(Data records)
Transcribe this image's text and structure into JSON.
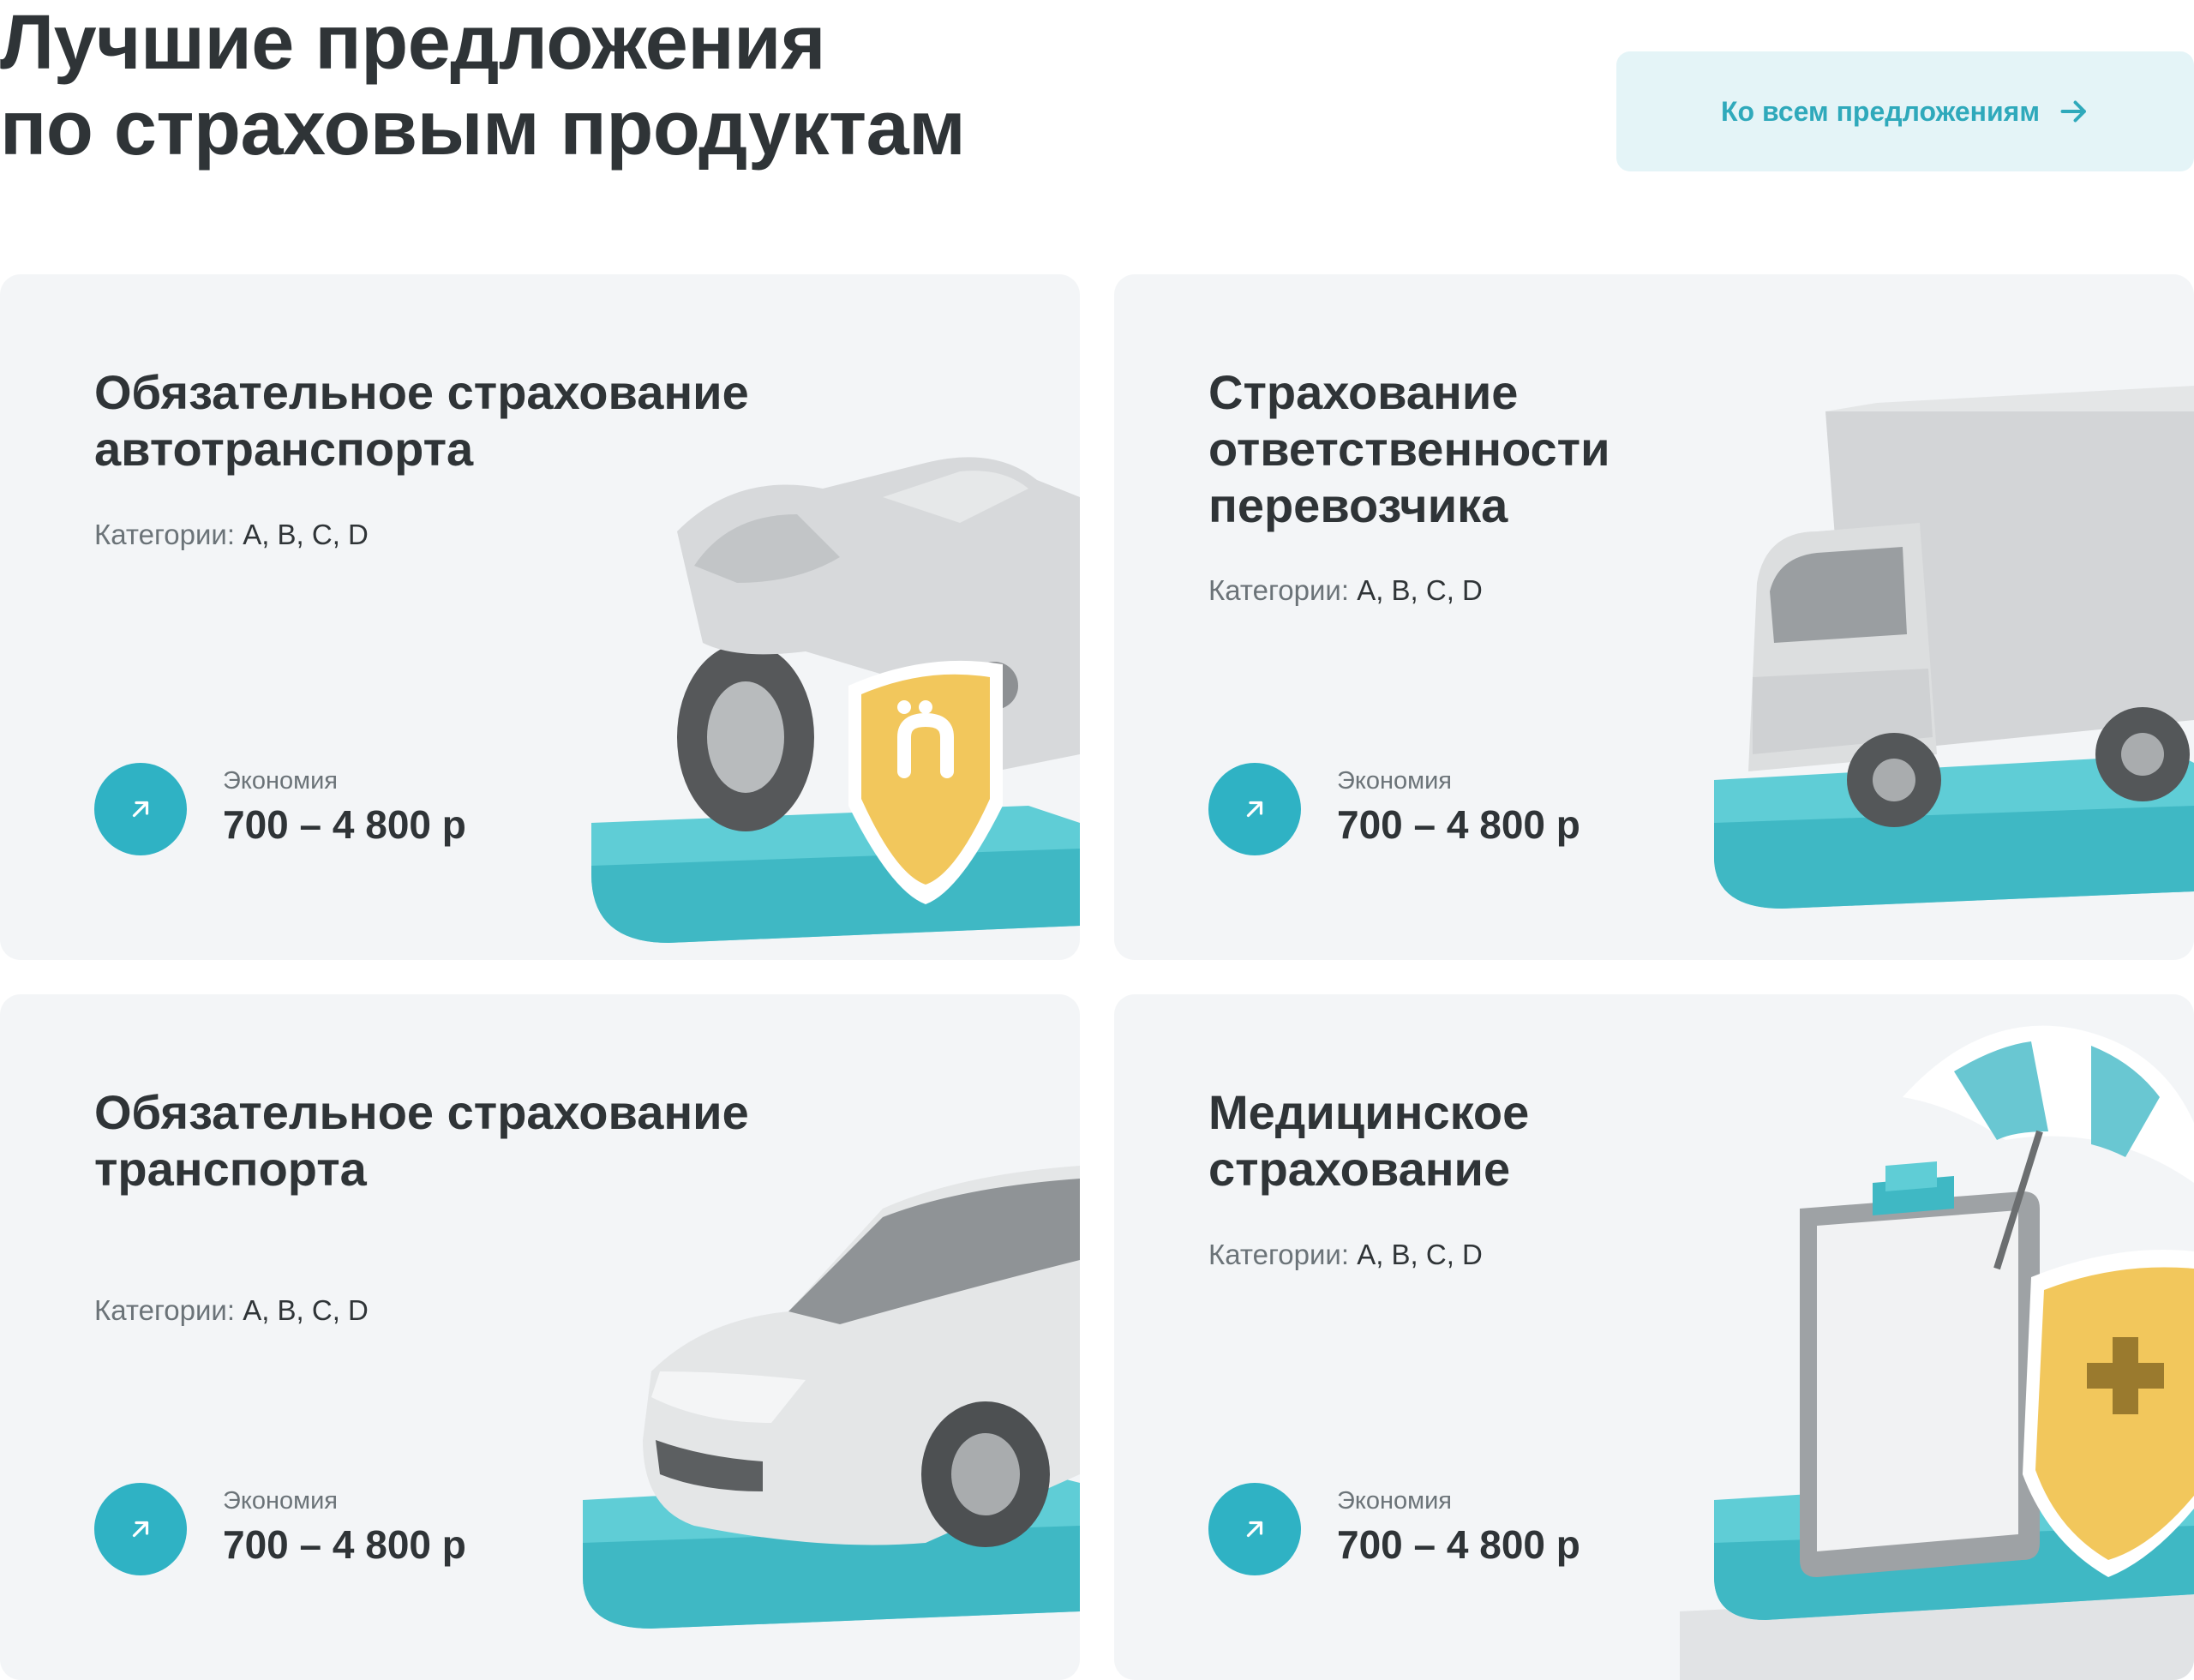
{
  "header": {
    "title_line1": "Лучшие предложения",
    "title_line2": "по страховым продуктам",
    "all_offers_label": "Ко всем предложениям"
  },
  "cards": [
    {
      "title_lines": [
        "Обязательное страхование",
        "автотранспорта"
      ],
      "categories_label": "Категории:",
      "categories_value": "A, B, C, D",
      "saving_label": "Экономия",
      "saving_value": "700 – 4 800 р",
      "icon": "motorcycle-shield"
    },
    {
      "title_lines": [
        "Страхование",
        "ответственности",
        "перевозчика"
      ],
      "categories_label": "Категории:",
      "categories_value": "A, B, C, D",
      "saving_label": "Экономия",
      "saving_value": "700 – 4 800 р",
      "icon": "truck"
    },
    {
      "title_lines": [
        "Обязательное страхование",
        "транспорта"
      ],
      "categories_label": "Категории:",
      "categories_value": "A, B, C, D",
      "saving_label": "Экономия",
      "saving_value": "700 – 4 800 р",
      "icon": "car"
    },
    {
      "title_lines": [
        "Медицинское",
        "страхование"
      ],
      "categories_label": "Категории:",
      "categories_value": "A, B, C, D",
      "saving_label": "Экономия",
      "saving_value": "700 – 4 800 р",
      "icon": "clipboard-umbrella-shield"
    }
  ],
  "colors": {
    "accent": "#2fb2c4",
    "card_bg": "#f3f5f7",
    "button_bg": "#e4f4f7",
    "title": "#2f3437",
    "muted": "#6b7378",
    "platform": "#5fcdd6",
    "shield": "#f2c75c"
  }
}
--
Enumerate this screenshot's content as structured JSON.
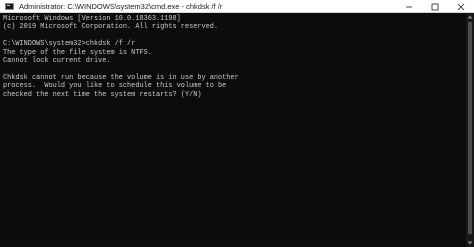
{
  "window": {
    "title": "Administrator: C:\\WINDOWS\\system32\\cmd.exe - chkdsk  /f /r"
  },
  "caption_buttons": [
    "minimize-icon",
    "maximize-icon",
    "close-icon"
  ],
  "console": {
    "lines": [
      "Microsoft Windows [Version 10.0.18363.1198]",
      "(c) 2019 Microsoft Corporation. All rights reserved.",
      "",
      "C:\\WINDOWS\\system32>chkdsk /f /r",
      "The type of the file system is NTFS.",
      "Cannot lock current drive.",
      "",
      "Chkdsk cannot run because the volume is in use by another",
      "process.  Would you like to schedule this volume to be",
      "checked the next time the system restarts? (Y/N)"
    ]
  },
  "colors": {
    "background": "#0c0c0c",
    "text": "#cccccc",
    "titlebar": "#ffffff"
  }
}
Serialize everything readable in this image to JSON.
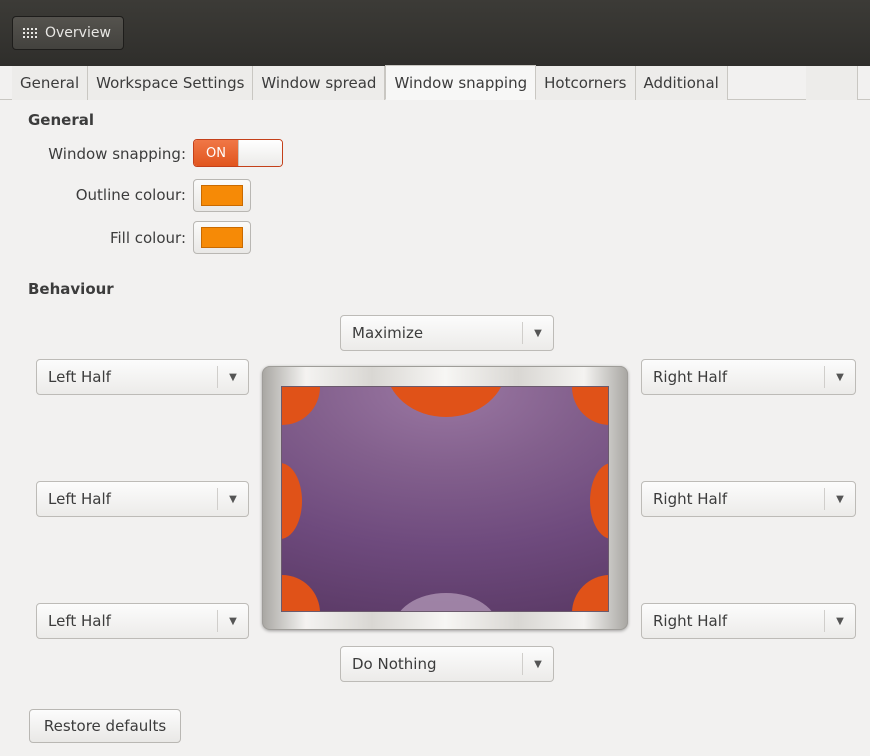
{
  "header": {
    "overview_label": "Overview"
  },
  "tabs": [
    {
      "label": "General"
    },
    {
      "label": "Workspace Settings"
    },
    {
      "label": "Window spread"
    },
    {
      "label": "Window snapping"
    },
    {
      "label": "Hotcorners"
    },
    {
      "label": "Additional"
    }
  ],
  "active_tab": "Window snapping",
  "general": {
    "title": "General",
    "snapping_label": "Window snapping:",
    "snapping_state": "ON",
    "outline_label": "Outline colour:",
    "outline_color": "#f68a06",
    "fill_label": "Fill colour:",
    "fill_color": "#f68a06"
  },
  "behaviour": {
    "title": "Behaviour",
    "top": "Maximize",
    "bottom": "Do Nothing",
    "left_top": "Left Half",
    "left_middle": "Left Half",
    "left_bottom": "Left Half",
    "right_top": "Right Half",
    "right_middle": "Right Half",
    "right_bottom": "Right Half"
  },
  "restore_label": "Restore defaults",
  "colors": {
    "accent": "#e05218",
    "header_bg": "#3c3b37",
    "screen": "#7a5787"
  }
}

▸ **Description of the task**: Copy out each line of the entries that holds "icon".

▸ **Exercise answer**:
      "icon": "motorcycle-shield"
      "icon": "truck"
      "icon": "car"
      "icon": "clipboard-umbrella-shield"
    "minimize-icon",
    "maximize-icon",
    "close-icon"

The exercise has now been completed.